* **Exercise prompt**: Return each line containing the string "this".

* **Dataset content**:

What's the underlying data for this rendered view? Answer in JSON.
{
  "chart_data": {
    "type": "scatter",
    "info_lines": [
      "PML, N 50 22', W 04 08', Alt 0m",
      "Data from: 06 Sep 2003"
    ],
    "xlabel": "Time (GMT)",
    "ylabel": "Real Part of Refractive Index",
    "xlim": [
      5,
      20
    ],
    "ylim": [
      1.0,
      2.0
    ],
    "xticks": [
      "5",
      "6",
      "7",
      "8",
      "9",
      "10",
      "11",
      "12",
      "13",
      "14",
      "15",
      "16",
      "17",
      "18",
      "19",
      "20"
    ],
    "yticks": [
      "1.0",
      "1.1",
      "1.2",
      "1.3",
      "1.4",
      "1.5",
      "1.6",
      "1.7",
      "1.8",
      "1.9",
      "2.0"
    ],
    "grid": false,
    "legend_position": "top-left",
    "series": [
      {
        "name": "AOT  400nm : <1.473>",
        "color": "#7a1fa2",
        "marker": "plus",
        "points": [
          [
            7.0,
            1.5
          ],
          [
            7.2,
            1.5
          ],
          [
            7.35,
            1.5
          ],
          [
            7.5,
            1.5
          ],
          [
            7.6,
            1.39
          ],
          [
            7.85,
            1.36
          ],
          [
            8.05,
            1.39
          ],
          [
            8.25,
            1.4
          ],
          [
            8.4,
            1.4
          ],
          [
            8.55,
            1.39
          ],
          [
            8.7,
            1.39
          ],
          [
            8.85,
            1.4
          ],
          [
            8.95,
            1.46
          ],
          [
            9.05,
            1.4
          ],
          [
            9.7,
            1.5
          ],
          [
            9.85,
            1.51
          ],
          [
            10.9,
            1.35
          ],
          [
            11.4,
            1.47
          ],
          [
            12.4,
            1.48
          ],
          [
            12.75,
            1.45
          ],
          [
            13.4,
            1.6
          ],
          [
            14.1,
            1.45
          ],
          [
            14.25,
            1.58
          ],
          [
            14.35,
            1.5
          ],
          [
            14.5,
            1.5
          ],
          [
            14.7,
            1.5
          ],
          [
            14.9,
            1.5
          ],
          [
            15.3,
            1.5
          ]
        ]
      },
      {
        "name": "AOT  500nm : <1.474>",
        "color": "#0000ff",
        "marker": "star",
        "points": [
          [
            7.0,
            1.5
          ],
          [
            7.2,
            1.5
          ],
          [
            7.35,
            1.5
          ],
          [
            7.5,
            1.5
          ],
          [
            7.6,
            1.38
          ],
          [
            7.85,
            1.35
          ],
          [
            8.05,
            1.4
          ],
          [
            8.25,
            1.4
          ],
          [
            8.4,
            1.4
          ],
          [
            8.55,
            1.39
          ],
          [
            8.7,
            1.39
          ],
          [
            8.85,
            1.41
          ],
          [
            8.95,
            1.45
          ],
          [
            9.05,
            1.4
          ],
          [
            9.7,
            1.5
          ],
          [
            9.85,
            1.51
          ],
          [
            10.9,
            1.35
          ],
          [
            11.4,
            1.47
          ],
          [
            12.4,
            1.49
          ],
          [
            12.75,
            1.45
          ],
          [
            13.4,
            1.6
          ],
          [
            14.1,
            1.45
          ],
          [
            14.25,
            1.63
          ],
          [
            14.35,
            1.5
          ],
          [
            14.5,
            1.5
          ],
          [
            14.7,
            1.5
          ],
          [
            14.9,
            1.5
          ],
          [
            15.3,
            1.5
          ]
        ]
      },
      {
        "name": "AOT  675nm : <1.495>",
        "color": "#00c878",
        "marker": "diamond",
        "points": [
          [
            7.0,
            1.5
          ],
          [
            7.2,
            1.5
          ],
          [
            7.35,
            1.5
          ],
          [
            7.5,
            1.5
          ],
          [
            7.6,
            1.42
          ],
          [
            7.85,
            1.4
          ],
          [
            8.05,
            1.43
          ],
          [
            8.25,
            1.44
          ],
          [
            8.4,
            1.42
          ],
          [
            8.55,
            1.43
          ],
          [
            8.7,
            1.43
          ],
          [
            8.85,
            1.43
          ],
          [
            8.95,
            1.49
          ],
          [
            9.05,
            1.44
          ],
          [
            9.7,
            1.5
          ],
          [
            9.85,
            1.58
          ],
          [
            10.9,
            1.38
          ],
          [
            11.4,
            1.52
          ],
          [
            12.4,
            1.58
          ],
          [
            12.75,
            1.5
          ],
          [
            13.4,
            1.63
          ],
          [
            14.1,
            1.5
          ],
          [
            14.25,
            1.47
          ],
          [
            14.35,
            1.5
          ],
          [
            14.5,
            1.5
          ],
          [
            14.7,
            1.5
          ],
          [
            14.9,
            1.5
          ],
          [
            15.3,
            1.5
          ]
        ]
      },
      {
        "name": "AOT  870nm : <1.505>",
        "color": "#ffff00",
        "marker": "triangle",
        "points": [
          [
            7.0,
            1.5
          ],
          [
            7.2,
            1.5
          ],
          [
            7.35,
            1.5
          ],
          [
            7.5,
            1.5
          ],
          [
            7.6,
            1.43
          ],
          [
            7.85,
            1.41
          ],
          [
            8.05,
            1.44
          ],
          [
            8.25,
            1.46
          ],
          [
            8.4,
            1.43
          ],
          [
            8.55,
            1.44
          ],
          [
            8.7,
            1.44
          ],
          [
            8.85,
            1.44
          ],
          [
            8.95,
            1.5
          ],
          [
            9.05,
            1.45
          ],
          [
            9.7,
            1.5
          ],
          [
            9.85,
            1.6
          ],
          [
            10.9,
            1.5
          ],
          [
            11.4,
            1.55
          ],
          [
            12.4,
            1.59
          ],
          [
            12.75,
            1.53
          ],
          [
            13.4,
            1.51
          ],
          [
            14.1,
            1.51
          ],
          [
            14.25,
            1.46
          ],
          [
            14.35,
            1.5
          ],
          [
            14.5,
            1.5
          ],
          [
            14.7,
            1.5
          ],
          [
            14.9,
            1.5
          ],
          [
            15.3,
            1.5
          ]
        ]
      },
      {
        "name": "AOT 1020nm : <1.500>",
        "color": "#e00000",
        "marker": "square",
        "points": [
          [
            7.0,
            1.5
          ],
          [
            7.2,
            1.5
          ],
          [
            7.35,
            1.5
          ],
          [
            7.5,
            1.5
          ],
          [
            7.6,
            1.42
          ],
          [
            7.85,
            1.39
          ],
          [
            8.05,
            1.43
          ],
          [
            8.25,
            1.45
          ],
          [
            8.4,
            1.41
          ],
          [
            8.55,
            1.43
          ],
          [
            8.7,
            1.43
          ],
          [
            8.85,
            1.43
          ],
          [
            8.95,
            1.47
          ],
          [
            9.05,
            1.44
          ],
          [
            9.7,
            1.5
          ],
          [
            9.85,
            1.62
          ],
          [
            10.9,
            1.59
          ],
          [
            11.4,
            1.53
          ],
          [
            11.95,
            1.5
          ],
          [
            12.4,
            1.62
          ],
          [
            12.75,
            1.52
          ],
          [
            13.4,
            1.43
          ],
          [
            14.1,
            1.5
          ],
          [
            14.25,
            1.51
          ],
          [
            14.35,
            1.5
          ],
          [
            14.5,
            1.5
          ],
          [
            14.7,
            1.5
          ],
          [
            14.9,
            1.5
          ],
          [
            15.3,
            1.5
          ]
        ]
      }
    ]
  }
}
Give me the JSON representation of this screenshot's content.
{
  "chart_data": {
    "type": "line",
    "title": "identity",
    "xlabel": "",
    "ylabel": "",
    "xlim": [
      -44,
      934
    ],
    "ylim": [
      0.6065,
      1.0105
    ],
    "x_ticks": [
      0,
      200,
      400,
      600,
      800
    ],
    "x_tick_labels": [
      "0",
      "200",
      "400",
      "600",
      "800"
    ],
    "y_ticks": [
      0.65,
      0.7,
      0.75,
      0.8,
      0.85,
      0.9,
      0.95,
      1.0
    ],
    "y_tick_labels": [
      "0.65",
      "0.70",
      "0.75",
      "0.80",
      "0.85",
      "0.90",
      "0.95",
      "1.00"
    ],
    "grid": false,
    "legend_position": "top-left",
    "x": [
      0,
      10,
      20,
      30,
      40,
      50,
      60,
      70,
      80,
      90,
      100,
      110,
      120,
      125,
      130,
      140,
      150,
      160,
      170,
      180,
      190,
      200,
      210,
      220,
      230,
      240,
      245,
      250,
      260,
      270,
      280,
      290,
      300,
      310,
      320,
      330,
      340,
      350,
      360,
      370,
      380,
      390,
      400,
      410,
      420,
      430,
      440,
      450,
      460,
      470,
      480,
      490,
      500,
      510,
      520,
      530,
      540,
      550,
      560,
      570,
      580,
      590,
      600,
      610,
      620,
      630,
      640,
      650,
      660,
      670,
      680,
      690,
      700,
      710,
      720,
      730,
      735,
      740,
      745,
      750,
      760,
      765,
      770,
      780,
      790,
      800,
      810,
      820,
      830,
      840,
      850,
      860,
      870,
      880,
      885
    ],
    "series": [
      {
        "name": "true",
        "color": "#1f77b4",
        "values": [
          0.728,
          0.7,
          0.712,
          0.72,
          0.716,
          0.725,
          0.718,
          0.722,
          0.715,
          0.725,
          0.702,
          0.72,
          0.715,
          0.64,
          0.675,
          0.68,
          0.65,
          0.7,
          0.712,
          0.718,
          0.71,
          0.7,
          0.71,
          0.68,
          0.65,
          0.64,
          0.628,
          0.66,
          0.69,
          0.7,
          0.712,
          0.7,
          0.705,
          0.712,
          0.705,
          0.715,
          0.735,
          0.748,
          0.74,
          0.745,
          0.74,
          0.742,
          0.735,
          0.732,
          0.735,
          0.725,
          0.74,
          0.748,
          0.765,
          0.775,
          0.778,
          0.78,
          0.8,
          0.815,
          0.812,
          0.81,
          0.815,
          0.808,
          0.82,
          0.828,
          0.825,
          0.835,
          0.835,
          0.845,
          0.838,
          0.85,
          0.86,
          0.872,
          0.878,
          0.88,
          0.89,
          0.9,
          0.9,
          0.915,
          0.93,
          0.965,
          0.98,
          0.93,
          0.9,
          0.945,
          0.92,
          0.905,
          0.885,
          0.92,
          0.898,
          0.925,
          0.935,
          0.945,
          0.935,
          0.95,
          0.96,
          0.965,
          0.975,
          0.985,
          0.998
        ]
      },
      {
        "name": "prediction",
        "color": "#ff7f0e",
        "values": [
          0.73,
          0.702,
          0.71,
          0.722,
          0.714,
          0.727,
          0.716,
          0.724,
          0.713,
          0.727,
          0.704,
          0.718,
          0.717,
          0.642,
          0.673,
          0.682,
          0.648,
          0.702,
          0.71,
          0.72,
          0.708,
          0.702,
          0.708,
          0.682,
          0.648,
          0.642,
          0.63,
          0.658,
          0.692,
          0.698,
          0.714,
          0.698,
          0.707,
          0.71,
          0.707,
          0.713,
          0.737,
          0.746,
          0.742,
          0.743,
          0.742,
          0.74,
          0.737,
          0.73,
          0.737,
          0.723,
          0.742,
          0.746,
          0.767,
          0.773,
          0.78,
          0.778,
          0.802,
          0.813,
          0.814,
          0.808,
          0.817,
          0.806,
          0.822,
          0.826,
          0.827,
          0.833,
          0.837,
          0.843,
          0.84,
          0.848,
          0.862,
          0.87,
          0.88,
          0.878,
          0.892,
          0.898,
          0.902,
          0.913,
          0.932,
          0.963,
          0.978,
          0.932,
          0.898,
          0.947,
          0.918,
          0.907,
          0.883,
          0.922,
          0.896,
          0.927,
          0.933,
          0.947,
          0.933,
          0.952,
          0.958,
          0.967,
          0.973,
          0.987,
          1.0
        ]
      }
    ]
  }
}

* **Written answer**:
What's the underlying data for this rendered view? Answer in JSON.
Give me the JSON representation of this screenshot's content.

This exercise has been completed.